* [Exercise details]: Below is a set of records; print all of them exactly as written.

* [Listed records]:
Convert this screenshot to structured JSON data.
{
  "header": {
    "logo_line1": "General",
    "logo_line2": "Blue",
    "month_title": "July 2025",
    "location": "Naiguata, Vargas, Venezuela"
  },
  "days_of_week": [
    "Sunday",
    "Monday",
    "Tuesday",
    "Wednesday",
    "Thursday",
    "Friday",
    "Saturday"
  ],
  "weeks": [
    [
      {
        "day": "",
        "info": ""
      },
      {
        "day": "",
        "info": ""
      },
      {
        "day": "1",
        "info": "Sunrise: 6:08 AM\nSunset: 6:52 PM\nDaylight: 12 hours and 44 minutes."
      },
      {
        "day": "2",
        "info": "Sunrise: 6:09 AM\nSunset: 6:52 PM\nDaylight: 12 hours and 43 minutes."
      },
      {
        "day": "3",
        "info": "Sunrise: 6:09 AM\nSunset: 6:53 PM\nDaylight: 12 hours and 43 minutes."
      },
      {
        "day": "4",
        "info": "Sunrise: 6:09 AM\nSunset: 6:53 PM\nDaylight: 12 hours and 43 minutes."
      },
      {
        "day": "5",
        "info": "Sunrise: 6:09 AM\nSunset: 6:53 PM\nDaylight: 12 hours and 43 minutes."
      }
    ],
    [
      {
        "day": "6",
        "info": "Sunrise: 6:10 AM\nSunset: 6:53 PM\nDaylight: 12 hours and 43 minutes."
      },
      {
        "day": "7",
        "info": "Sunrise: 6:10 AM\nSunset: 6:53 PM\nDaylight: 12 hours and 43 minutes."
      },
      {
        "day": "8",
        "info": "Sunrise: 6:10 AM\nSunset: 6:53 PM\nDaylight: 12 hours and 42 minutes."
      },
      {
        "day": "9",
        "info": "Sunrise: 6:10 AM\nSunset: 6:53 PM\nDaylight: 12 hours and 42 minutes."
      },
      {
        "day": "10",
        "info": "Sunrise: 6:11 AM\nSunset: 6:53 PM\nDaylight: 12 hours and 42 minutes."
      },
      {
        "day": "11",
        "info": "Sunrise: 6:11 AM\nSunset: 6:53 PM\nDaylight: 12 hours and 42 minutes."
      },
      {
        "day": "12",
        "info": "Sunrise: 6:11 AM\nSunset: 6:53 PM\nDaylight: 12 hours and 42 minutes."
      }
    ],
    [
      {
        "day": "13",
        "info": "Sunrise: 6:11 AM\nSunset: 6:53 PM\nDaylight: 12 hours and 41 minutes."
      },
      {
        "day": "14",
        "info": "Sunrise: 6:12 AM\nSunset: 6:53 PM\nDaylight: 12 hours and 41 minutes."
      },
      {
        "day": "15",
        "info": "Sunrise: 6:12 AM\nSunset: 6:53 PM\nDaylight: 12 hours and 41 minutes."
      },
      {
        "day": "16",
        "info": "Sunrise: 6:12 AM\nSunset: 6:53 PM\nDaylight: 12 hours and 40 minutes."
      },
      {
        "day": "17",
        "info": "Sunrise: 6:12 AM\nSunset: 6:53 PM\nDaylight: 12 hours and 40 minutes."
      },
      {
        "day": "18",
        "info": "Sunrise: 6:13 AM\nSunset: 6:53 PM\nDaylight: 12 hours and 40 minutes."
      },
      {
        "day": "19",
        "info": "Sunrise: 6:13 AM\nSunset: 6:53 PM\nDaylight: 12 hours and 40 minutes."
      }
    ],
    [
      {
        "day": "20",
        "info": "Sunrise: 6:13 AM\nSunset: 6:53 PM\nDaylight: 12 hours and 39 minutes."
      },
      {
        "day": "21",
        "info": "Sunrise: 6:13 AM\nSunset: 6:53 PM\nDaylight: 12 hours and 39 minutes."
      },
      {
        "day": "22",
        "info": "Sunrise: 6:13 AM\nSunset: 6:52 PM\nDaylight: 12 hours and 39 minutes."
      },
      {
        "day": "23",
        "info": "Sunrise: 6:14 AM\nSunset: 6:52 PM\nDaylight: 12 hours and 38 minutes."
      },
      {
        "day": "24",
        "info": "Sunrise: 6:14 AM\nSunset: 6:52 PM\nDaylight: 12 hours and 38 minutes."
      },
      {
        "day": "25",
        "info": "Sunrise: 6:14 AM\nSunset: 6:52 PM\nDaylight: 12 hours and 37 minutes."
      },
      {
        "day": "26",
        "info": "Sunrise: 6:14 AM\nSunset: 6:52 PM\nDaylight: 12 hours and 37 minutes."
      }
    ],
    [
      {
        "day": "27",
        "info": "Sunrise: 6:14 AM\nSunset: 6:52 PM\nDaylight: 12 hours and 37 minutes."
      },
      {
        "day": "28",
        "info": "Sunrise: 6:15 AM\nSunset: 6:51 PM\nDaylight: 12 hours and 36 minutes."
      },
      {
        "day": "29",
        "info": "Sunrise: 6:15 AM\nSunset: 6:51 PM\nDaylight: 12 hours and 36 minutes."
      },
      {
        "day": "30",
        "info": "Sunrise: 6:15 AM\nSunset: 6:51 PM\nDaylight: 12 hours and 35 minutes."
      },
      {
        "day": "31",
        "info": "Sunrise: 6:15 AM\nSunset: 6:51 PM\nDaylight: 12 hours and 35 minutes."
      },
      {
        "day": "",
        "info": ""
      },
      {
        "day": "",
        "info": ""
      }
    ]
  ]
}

* [Reply]:
Convert this screenshot to structured JSON data.
{
  "header": {
    "logo_line1": "General",
    "logo_line2": "Blue",
    "month_title": "July 2025",
    "location": "Naiguata, Vargas, Venezuela"
  },
  "days_of_week": [
    "Sunday",
    "Monday",
    "Tuesday",
    "Wednesday",
    "Thursday",
    "Friday",
    "Saturday"
  ],
  "weeks": [
    [
      {
        "day": "",
        "info": ""
      },
      {
        "day": "",
        "info": ""
      },
      {
        "day": "1",
        "info": "Sunrise: 6:08 AM\nSunset: 6:52 PM\nDaylight: 12 hours and 44 minutes."
      },
      {
        "day": "2",
        "info": "Sunrise: 6:09 AM\nSunset: 6:52 PM\nDaylight: 12 hours and 43 minutes."
      },
      {
        "day": "3",
        "info": "Sunrise: 6:09 AM\nSunset: 6:53 PM\nDaylight: 12 hours and 43 minutes."
      },
      {
        "day": "4",
        "info": "Sunrise: 6:09 AM\nSunset: 6:53 PM\nDaylight: 12 hours and 43 minutes."
      },
      {
        "day": "5",
        "info": "Sunrise: 6:09 AM\nSunset: 6:53 PM\nDaylight: 12 hours and 43 minutes."
      }
    ],
    [
      {
        "day": "6",
        "info": "Sunrise: 6:10 AM\nSunset: 6:53 PM\nDaylight: 12 hours and 43 minutes."
      },
      {
        "day": "7",
        "info": "Sunrise: 6:10 AM\nSunset: 6:53 PM\nDaylight: 12 hours and 43 minutes."
      },
      {
        "day": "8",
        "info": "Sunrise: 6:10 AM\nSunset: 6:53 PM\nDaylight: 12 hours and 42 minutes."
      },
      {
        "day": "9",
        "info": "Sunrise: 6:10 AM\nSunset: 6:53 PM\nDaylight: 12 hours and 42 minutes."
      },
      {
        "day": "10",
        "info": "Sunrise: 6:11 AM\nSunset: 6:53 PM\nDaylight: 12 hours and 42 minutes."
      },
      {
        "day": "11",
        "info": "Sunrise: 6:11 AM\nSunset: 6:53 PM\nDaylight: 12 hours and 42 minutes."
      },
      {
        "day": "12",
        "info": "Sunrise: 6:11 AM\nSunset: 6:53 PM\nDaylight: 12 hours and 42 minutes."
      }
    ],
    [
      {
        "day": "13",
        "info": "Sunrise: 6:11 AM\nSunset: 6:53 PM\nDaylight: 12 hours and 41 minutes."
      },
      {
        "day": "14",
        "info": "Sunrise: 6:12 AM\nSunset: 6:53 PM\nDaylight: 12 hours and 41 minutes."
      },
      {
        "day": "15",
        "info": "Sunrise: 6:12 AM\nSunset: 6:53 PM\nDaylight: 12 hours and 41 minutes."
      },
      {
        "day": "16",
        "info": "Sunrise: 6:12 AM\nSunset: 6:53 PM\nDaylight: 12 hours and 40 minutes."
      },
      {
        "day": "17",
        "info": "Sunrise: 6:12 AM\nSunset: 6:53 PM\nDaylight: 12 hours and 40 minutes."
      },
      {
        "day": "18",
        "info": "Sunrise: 6:13 AM\nSunset: 6:53 PM\nDaylight: 12 hours and 40 minutes."
      },
      {
        "day": "19",
        "info": "Sunrise: 6:13 AM\nSunset: 6:53 PM\nDaylight: 12 hours and 40 minutes."
      }
    ],
    [
      {
        "day": "20",
        "info": "Sunrise: 6:13 AM\nSunset: 6:53 PM\nDaylight: 12 hours and 39 minutes."
      },
      {
        "day": "21",
        "info": "Sunrise: 6:13 AM\nSunset: 6:53 PM\nDaylight: 12 hours and 39 minutes."
      },
      {
        "day": "22",
        "info": "Sunrise: 6:13 AM\nSunset: 6:52 PM\nDaylight: 12 hours and 39 minutes."
      },
      {
        "day": "23",
        "info": "Sunrise: 6:14 AM\nSunset: 6:52 PM\nDaylight: 12 hours and 38 minutes."
      },
      {
        "day": "24",
        "info": "Sunrise: 6:14 AM\nSunset: 6:52 PM\nDaylight: 12 hours and 38 minutes."
      },
      {
        "day": "25",
        "info": "Sunrise: 6:14 AM\nSunset: 6:52 PM\nDaylight: 12 hours and 37 minutes."
      },
      {
        "day": "26",
        "info": "Sunrise: 6:14 AM\nSunset: 6:52 PM\nDaylight: 12 hours and 37 minutes."
      }
    ],
    [
      {
        "day": "27",
        "info": "Sunrise: 6:14 AM\nSunset: 6:52 PM\nDaylight: 12 hours and 37 minutes."
      },
      {
        "day": "28",
        "info": "Sunrise: 6:15 AM\nSunset: 6:51 PM\nDaylight: 12 hours and 36 minutes."
      },
      {
        "day": "29",
        "info": "Sunrise: 6:15 AM\nSunset: 6:51 PM\nDaylight: 12 hours and 36 minutes."
      },
      {
        "day": "30",
        "info": "Sunrise: 6:15 AM\nSunset: 6:51 PM\nDaylight: 12 hours and 35 minutes."
      },
      {
        "day": "31",
        "info": "Sunrise: 6:15 AM\nSunset: 6:51 PM\nDaylight: 12 hours and 35 minutes."
      },
      {
        "day": "",
        "info": ""
      },
      {
        "day": "",
        "info": ""
      }
    ]
  ]
}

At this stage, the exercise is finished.